Dataset rows about figures:

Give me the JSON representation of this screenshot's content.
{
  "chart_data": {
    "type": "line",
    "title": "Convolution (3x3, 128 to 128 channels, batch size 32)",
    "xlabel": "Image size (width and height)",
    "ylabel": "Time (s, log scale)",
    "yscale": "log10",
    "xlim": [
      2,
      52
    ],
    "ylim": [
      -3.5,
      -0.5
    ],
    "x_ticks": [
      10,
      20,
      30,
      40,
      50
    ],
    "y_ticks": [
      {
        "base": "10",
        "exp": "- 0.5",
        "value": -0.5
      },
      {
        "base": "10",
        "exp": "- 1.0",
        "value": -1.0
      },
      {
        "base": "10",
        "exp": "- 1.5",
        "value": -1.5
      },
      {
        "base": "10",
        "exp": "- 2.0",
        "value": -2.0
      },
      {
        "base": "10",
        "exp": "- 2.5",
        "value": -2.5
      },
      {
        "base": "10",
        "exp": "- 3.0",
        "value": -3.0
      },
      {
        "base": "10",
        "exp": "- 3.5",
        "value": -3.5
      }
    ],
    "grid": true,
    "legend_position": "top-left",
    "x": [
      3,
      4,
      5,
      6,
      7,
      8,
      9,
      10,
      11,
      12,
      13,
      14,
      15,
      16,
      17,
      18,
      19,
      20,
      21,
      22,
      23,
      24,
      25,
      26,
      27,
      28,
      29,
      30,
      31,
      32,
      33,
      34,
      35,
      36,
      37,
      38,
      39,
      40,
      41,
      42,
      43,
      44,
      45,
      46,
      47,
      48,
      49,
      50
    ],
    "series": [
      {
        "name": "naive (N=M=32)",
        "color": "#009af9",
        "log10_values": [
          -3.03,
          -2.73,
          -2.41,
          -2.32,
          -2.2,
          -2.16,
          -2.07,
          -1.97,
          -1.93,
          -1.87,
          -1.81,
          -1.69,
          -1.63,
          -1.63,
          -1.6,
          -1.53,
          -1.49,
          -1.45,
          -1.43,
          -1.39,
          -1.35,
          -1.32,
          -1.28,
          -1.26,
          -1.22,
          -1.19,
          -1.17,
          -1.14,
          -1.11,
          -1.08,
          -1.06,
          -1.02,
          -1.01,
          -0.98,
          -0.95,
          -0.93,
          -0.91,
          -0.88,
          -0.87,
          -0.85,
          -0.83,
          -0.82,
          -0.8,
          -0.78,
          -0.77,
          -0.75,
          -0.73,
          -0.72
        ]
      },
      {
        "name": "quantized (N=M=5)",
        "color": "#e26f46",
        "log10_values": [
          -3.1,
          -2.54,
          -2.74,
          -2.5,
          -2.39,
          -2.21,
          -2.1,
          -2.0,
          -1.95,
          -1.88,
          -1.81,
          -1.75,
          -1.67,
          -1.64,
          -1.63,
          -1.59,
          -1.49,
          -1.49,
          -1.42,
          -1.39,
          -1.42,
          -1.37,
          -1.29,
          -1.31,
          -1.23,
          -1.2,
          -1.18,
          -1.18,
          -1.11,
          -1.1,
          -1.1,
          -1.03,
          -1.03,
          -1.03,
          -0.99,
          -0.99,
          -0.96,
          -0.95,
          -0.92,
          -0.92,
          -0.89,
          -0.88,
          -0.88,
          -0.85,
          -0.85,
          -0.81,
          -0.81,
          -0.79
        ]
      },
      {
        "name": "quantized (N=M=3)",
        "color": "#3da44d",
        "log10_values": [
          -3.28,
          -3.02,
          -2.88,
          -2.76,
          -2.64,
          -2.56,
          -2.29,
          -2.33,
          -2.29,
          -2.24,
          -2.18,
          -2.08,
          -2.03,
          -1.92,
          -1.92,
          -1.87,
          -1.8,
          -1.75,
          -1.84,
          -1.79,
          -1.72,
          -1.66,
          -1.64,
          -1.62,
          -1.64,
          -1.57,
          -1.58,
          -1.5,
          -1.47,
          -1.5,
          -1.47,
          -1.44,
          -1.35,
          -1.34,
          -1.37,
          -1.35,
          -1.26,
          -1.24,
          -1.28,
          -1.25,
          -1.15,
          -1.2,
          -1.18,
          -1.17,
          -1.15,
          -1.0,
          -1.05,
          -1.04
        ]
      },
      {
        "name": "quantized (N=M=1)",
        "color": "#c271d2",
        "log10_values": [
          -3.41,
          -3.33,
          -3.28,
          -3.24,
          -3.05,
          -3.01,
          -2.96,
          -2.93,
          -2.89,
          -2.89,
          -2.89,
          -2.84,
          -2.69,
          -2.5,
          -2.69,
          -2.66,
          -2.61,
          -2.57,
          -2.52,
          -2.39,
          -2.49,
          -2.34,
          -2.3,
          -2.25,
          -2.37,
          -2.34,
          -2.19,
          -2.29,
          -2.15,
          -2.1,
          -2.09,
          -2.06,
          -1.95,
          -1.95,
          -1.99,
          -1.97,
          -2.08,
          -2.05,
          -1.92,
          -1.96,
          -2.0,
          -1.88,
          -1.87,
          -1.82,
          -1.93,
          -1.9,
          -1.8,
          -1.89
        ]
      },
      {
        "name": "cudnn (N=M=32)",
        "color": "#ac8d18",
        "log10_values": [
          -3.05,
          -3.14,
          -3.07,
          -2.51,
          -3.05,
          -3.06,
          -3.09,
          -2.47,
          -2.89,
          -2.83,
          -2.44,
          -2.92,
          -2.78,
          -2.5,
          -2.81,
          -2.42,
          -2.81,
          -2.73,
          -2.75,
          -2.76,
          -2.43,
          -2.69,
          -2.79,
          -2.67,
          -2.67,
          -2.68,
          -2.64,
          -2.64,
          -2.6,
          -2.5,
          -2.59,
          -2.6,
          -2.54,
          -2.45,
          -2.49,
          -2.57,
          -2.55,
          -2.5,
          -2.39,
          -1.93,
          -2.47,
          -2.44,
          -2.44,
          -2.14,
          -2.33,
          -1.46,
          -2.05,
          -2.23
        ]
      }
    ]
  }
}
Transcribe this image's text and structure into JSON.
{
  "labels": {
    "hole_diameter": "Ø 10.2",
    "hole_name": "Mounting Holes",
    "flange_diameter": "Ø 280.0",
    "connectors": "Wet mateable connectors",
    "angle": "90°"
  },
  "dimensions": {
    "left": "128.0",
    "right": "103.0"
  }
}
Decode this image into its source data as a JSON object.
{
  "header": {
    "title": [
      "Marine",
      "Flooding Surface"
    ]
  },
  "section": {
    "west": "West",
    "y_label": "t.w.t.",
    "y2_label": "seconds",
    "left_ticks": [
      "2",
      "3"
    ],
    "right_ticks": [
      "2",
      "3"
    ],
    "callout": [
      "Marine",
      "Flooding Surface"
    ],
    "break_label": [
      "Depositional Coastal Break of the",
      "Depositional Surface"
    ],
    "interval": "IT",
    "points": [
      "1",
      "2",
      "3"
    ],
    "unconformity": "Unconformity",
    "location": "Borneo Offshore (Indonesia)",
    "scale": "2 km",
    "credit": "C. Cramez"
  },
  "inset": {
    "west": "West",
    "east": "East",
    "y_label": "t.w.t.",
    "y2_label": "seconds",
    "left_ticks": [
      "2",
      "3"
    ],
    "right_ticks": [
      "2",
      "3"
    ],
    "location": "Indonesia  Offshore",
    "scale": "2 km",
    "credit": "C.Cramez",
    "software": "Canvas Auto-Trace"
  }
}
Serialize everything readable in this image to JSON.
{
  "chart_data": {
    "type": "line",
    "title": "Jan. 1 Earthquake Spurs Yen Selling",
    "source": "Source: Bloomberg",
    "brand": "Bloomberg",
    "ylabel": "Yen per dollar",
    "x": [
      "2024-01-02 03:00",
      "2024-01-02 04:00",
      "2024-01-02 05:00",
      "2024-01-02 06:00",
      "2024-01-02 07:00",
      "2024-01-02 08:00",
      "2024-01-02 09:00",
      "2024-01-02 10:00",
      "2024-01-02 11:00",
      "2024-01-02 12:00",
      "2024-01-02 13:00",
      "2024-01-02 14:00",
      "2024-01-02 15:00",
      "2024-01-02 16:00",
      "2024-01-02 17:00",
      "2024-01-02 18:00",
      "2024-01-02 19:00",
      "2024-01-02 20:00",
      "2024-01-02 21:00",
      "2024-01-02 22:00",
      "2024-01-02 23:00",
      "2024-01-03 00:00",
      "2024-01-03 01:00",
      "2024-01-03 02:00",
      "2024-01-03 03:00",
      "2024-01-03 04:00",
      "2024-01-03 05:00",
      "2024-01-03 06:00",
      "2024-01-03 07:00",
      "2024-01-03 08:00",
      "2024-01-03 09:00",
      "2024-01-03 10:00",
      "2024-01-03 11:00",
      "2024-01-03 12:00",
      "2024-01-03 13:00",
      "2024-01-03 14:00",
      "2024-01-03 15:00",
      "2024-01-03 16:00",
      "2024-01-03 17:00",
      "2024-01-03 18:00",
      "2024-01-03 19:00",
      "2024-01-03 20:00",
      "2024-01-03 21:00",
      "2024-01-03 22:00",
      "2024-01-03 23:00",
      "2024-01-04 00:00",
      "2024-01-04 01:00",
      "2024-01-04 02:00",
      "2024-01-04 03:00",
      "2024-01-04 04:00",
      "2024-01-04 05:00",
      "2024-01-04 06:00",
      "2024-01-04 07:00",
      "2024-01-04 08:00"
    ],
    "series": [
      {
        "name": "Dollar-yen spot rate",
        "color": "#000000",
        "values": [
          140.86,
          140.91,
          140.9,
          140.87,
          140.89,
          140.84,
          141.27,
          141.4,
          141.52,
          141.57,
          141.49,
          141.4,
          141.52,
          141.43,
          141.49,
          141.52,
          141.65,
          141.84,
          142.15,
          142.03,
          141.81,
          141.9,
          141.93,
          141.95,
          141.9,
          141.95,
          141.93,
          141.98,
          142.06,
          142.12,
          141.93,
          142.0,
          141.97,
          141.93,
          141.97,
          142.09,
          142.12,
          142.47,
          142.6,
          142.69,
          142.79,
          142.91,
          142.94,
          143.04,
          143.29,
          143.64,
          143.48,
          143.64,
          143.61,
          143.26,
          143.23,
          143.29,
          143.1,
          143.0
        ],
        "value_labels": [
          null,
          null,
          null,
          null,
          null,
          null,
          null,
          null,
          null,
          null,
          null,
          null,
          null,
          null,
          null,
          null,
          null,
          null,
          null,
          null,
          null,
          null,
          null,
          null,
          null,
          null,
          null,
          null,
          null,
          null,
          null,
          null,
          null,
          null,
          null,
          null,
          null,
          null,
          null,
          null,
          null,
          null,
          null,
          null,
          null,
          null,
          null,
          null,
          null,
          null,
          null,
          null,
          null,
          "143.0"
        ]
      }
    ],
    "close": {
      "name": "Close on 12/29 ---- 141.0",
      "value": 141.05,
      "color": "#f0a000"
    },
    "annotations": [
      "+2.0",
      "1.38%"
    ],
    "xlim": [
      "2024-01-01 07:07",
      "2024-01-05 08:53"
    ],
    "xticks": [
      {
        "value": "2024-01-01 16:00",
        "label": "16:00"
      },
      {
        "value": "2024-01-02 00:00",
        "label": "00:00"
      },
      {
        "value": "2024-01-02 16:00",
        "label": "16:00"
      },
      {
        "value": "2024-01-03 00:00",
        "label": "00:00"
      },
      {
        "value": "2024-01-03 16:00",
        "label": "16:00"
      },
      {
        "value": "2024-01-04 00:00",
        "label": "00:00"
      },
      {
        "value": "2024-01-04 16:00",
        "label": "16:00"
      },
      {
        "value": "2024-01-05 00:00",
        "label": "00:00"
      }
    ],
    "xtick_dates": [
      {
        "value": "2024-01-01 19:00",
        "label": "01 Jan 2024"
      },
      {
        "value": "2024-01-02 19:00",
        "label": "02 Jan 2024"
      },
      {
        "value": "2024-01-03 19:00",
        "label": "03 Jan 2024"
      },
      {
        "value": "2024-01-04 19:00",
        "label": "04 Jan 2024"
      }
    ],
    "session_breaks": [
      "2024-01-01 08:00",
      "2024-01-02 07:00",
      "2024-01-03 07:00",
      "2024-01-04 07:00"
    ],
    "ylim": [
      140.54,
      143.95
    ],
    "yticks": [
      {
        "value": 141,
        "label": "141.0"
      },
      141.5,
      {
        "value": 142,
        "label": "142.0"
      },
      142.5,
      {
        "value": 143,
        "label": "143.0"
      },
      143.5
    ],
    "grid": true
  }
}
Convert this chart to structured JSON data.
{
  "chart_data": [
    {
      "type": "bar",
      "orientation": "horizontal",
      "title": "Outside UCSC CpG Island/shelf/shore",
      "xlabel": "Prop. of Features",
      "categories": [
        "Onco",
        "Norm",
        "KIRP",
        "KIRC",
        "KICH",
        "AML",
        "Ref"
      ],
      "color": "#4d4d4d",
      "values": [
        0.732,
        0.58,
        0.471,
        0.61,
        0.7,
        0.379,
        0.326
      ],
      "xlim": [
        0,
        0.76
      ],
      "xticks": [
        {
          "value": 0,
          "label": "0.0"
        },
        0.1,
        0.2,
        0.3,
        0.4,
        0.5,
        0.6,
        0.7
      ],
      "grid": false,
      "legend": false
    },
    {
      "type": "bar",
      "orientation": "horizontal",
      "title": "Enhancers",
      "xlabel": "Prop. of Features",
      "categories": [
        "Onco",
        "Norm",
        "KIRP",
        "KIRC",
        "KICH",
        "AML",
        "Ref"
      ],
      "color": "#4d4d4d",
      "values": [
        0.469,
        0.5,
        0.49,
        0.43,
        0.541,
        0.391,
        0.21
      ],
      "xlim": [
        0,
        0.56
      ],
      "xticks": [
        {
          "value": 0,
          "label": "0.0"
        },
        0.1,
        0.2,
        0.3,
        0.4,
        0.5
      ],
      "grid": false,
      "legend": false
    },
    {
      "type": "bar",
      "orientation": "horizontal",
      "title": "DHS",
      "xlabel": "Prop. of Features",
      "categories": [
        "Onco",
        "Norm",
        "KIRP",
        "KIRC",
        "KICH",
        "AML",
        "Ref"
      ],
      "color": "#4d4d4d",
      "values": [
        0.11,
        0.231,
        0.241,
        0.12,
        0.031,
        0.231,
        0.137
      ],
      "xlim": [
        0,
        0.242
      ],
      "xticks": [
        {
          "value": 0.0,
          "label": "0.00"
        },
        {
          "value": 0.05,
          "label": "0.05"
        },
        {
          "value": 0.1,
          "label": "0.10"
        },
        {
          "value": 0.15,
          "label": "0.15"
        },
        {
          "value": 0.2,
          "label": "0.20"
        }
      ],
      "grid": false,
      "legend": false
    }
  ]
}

*Goal of the exercise:* Scan the data above and copy every line with "location" in it.

*Task output:*
    "location": "Borneo Offshore (Indonesia)",
    "location": "Indonesia  Offshore",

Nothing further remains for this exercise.